**Task objective**
Copy all of the lines below without changing anything.

**Extracted entries**

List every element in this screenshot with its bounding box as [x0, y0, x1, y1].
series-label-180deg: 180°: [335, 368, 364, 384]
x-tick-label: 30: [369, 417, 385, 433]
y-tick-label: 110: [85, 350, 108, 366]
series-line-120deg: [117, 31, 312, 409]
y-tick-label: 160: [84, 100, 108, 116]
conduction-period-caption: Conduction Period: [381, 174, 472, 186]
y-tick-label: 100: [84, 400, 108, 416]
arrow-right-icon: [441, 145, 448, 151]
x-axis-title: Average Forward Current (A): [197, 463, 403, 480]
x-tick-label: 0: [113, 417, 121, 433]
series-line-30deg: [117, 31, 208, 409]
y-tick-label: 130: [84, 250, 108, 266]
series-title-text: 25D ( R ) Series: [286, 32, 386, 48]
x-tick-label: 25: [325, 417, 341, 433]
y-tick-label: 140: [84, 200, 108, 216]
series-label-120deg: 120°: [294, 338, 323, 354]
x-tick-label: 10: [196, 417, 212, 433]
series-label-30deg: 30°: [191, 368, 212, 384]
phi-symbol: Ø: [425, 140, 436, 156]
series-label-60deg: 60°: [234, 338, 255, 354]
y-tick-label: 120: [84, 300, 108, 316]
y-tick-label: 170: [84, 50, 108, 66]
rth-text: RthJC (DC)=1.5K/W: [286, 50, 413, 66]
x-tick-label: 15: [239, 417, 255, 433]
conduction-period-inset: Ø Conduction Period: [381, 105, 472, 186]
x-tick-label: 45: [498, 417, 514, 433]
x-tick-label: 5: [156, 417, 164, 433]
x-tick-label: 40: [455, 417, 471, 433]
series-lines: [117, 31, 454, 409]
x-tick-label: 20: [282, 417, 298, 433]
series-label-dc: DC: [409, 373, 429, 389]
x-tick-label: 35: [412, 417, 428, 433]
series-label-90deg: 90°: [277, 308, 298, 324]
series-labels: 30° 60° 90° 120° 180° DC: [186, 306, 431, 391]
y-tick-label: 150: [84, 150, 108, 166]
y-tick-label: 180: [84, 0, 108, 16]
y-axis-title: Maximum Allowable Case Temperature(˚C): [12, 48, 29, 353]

**Full output**
List every element in this screenshot with its bounding box as [x0, y0, x1, y1].
series-label-180deg: 180°: [335, 368, 364, 384]
x-tick-label: 30: [369, 417, 385, 433]
y-tick-label: 110: [85, 350, 108, 366]
series-line-120deg: [117, 31, 312, 409]
y-tick-label: 160: [84, 100, 108, 116]
conduction-period-caption: Conduction Period: [381, 174, 472, 186]
y-tick-label: 100: [84, 400, 108, 416]
arrow-right-icon: [441, 145, 448, 151]
x-axis-title: Average Forward Current (A): [197, 463, 403, 480]
x-tick-label: 0: [113, 417, 121, 433]
series-line-30deg: [117, 31, 208, 409]
y-tick-label: 130: [84, 250, 108, 266]
series-title-text: 25D ( R ) Series: [286, 32, 386, 48]
x-tick-label: 25: [325, 417, 341, 433]
y-tick-label: 140: [84, 200, 108, 216]
series-label-120deg: 120°: [294, 338, 323, 354]
x-tick-label: 10: [196, 417, 212, 433]
series-label-30deg: 30°: [191, 368, 212, 384]
phi-symbol: Ø: [425, 140, 436, 156]
series-label-60deg: 60°: [234, 338, 255, 354]
y-tick-label: 120: [84, 300, 108, 316]
y-tick-label: 170: [84, 50, 108, 66]
rth-text: RthJC (DC)=1.5K/W: [286, 50, 413, 66]
x-tick-label: 15: [239, 417, 255, 433]
conduction-period-inset: Ø Conduction Period: [381, 105, 472, 186]
x-tick-label: 45: [498, 417, 514, 433]
x-tick-label: 5: [156, 417, 164, 433]
x-tick-label: 40: [455, 417, 471, 433]
series-lines: [117, 31, 454, 409]
x-tick-label: 20: [282, 417, 298, 433]
series-label-dc: DC: [409, 373, 429, 389]
x-tick-label: 35: [412, 417, 428, 433]
series-label-90deg: 90°: [277, 308, 298, 324]
series-labels: 30° 60° 90° 120° 180° DC: [186, 306, 431, 391]
y-tick-label: 150: [84, 150, 108, 166]
y-tick-label: 180: [84, 0, 108, 16]
y-axis-title: Maximum Allowable Case Temperature(˚C): [12, 48, 29, 353]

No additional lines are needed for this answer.